* _Brief_: Using the entries that follow, state how many lines contain the word "subtitle". The response is that number and nothing more.

━━━━━━━━━━━━━━━━━━━━

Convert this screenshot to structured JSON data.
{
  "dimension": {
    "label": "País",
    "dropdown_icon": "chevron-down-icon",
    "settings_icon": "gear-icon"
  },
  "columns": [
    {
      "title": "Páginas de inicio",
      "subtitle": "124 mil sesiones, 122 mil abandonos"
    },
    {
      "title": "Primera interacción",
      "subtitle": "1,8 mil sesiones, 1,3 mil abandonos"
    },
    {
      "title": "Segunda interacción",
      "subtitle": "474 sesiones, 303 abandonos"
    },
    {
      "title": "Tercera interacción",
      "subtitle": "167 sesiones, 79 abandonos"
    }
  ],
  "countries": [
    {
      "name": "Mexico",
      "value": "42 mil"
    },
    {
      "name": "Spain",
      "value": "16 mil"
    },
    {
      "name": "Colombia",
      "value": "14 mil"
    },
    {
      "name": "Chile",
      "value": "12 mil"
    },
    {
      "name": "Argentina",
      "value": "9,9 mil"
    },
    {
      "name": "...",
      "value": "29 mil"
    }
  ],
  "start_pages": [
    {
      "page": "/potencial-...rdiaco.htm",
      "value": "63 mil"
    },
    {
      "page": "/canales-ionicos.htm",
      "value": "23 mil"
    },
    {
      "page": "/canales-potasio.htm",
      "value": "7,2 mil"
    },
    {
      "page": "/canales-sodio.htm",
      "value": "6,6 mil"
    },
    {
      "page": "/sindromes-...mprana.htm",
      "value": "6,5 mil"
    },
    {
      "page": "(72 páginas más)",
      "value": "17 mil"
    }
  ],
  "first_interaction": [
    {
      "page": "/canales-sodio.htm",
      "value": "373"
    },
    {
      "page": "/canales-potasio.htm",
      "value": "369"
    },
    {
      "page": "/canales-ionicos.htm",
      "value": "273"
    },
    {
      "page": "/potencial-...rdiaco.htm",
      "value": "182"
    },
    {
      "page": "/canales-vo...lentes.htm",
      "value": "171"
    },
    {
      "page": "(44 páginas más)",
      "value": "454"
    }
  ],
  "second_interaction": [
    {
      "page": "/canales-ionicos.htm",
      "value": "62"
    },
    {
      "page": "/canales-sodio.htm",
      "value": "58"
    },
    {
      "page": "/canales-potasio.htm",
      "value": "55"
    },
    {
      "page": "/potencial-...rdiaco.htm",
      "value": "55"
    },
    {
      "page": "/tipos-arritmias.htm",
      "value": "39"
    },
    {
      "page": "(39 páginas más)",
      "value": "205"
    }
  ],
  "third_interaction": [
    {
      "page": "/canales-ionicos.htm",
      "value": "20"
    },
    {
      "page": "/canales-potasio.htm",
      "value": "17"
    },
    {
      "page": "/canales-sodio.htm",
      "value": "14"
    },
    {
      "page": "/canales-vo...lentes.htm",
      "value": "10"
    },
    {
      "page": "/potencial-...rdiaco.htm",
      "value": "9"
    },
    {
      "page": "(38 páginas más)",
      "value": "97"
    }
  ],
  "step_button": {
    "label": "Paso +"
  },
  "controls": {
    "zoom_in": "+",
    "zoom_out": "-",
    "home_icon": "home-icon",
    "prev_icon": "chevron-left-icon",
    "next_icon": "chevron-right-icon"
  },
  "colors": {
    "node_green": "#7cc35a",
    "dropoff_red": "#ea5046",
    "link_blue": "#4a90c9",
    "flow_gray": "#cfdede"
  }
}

━━━━━━━━━━━━━━━━━━━━

* _Solution for this exercise_: 4